■ **TASK DIRECTIONS**
Without including any pictures, copy each entry below exactly.

■ **GIVEN ENTRIES**
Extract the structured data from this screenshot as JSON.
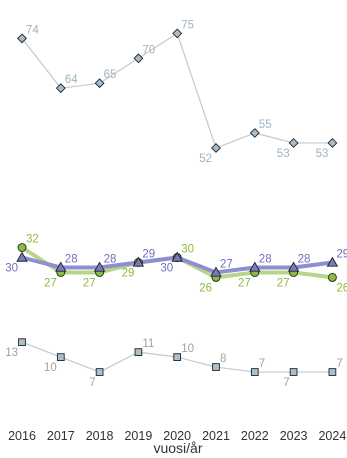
{
  "chart_data": {
    "type": "line",
    "title": "",
    "xlabel": "vuosi/år",
    "ylabel": "",
    "x": [
      "2016",
      "2017",
      "2018",
      "2019",
      "2020",
      "2021",
      "2022",
      "2023",
      "2024"
    ],
    "grid": false,
    "legend": "none",
    "series": [
      {
        "values": [
          74,
          64,
          65,
          70,
          75,
          52,
          55,
          53,
          53
        ],
        "marker": "diamond",
        "color": "#a7bccc",
        "line_color": "#c4c9cc",
        "label_color": "#9fb2c0"
      },
      {
        "values": [
          30,
          28,
          28,
          29,
          30,
          27,
          28,
          28,
          29
        ],
        "marker": "triangle",
        "color": "#7878c4",
        "line_color": "#8f8fd0",
        "label_color": "#6f6fc0"
      },
      {
        "values": [
          32,
          27,
          27,
          29,
          30,
          26,
          27,
          27,
          26
        ],
        "marker": "circle",
        "color": "#8bbd3c",
        "line_color": "#b5d68a",
        "label_color": "#8bbd3c"
      },
      {
        "values": [
          13,
          10,
          7,
          11,
          10,
          8,
          7,
          7,
          7
        ],
        "marker": "square",
        "color": "#a9c0ce",
        "line_color": "#c4c9cc",
        "label_color": "#a2a2a2"
      }
    ]
  }
}
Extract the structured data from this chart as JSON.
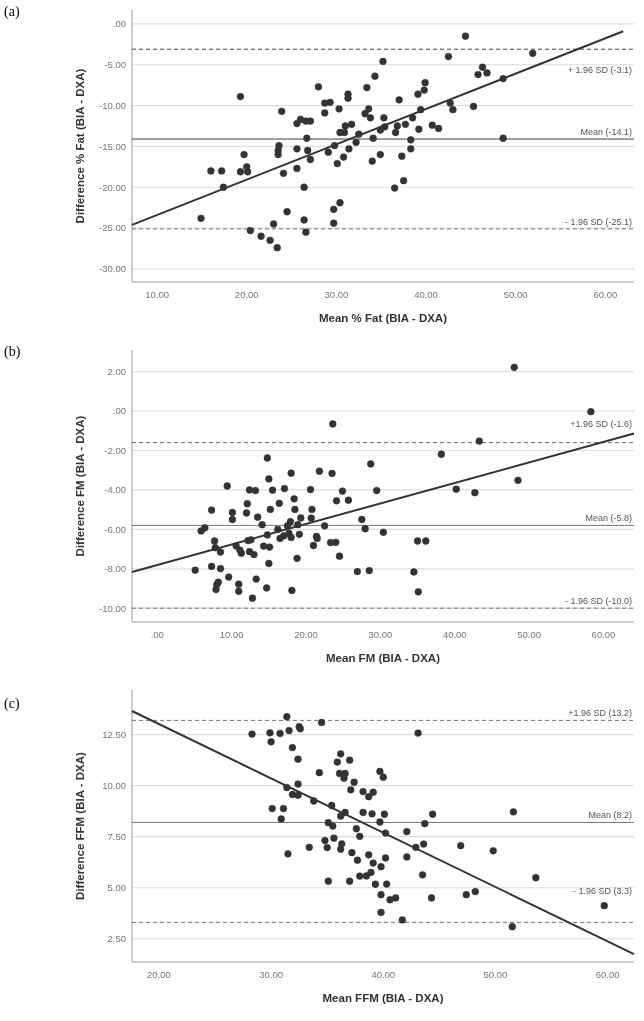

■ **RESPONSE**
Extract the structured data from this screenshot as JSON.
{
  "chart_data": {
    "type": "line",
    "title": "",
    "xlabel": "vuosi/år",
    "ylabel": "",
    "x": [
      "2016",
      "2017",
      "2018",
      "2019",
      "2020",
      "2021",
      "2022",
      "2023",
      "2024"
    ],
    "grid": false,
    "legend": "none",
    "series": [
      {
        "values": [
          74,
          64,
          65,
          70,
          75,
          52,
          55,
          53,
          53
        ],
        "marker": "diamond",
        "color": "#a7bccc",
        "line_color": "#c4c9cc",
        "label_color": "#9fb2c0"
      },
      {
        "values": [
          30,
          28,
          28,
          29,
          30,
          27,
          28,
          28,
          29
        ],
        "marker": "triangle",
        "color": "#7878c4",
        "line_color": "#8f8fd0",
        "label_color": "#6f6fc0"
      },
      {
        "values": [
          32,
          27,
          27,
          29,
          30,
          26,
          27,
          27,
          26
        ],
        "marker": "circle",
        "color": "#8bbd3c",
        "line_color": "#b5d68a",
        "label_color": "#8bbd3c"
      },
      {
        "values": [
          13,
          10,
          7,
          11,
          10,
          8,
          7,
          7,
          7
        ],
        "marker": "square",
        "color": "#a9c0ce",
        "line_color": "#c4c9cc",
        "label_color": "#a2a2a2"
      }
    ]
  }
}
Extract the structured data from this chart as JSON.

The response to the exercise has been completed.